**Given instruction:** Examine the material below and count the lines that hold the word "name". Report only the number.

[Stored dataset items]

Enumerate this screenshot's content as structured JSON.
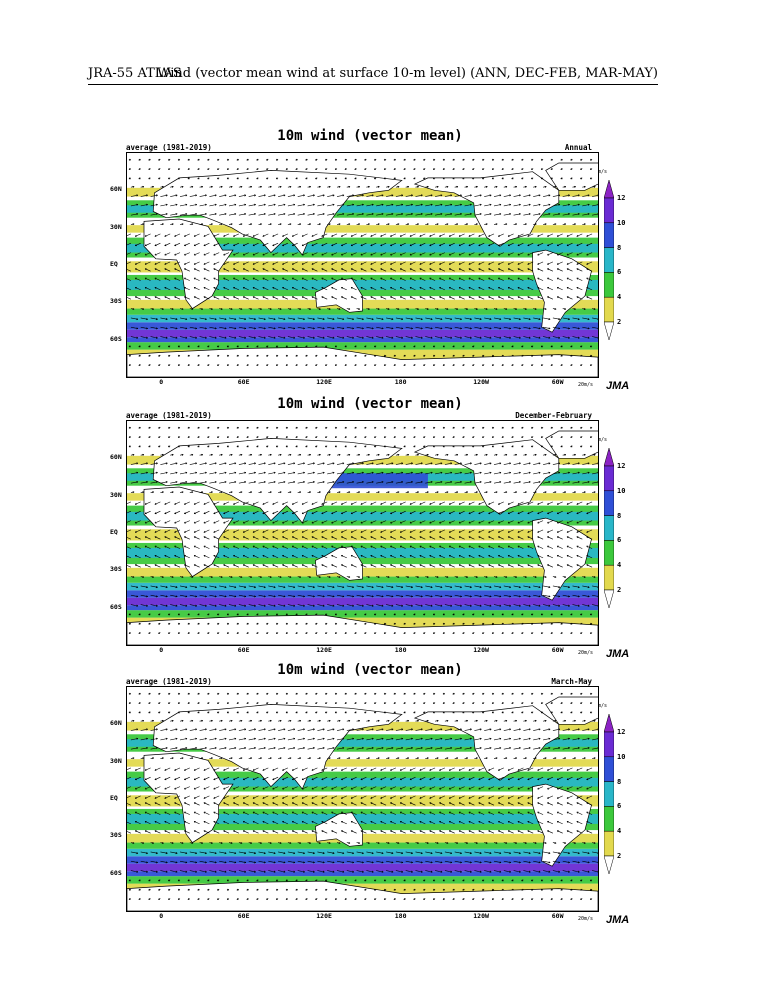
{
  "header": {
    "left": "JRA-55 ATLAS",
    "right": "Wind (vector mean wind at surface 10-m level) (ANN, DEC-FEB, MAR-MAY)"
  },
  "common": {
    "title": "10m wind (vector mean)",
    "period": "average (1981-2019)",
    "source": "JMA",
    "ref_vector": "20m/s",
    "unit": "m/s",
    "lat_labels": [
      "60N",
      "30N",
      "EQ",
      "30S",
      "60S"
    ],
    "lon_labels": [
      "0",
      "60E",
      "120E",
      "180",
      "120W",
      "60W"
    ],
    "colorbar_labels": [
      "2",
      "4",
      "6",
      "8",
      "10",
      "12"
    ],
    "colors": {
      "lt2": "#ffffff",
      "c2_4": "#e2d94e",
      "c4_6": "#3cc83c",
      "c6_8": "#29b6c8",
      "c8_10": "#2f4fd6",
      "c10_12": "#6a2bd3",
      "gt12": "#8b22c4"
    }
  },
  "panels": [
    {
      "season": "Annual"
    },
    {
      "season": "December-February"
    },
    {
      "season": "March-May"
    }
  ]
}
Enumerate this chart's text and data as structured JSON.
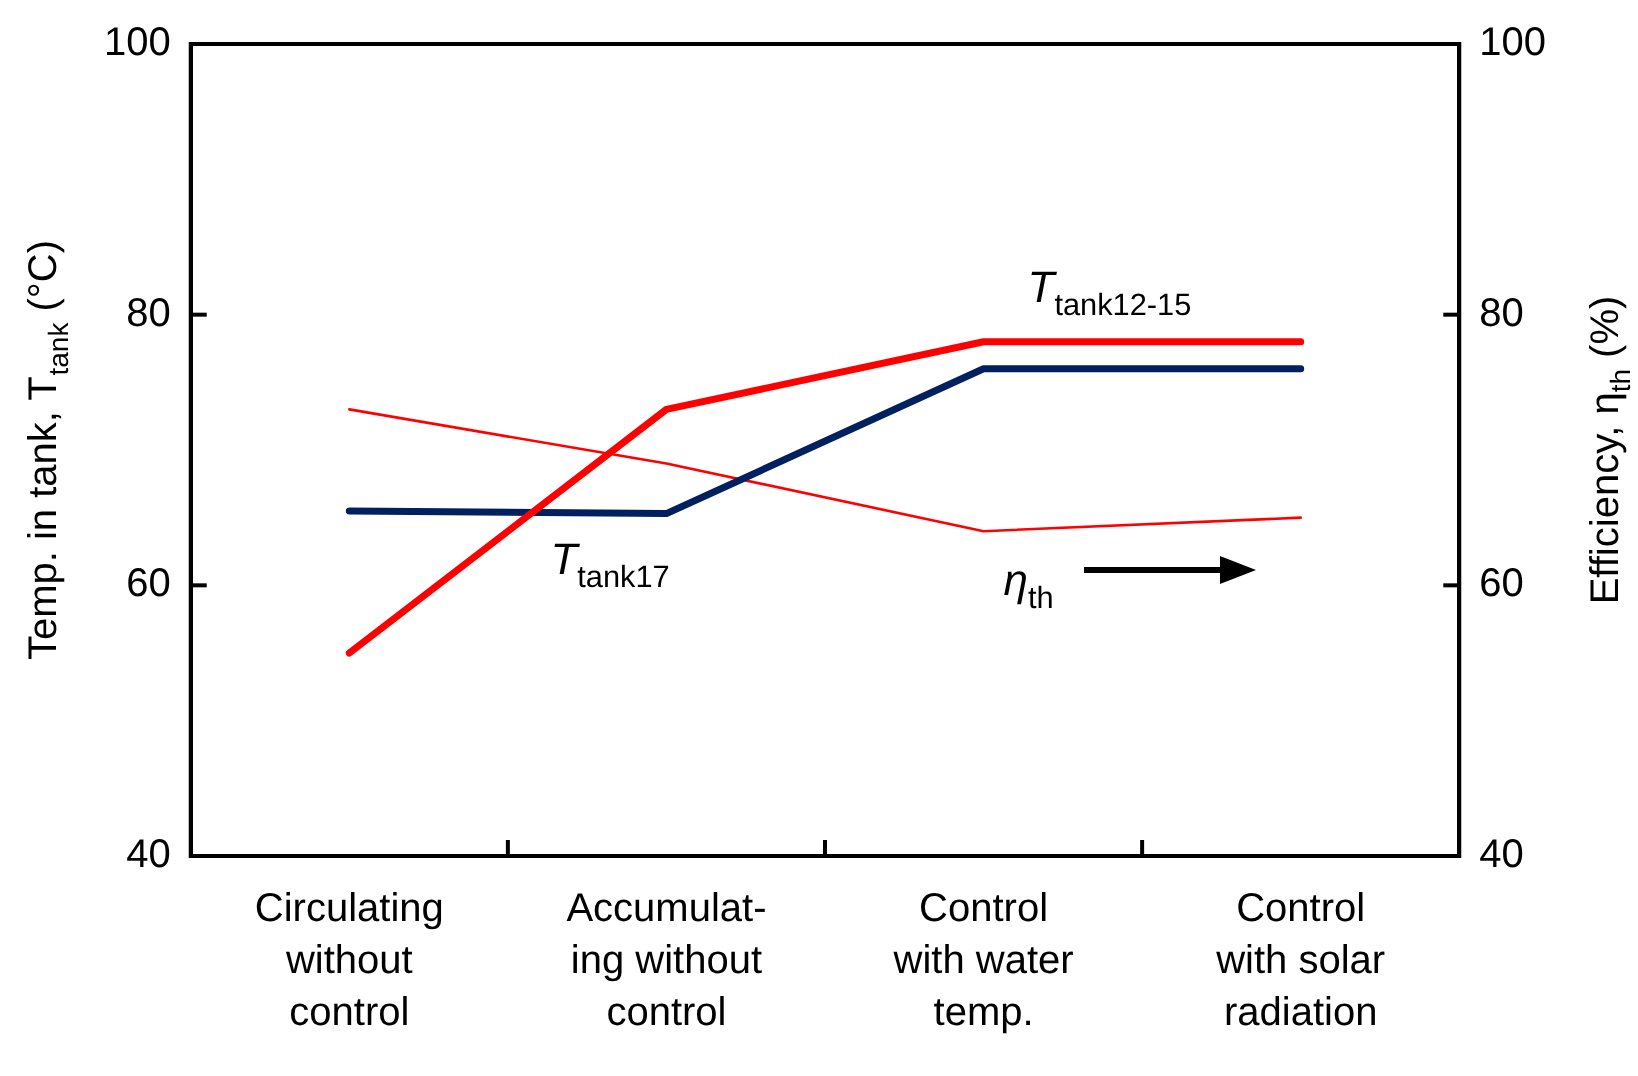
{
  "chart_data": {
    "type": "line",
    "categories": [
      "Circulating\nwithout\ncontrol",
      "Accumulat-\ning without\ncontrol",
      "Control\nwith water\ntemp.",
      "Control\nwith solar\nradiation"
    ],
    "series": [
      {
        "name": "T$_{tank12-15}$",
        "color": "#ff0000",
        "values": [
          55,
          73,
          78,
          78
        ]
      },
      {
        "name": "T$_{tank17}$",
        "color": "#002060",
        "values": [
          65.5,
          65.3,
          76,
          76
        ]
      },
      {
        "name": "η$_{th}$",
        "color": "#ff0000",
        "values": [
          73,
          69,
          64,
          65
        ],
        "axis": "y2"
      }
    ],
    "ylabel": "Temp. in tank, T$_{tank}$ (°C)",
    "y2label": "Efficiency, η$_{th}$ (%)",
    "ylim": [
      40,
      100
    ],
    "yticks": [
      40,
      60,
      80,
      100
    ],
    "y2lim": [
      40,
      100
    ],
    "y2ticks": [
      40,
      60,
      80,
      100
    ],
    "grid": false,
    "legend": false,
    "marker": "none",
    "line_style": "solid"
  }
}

**Final result:** 3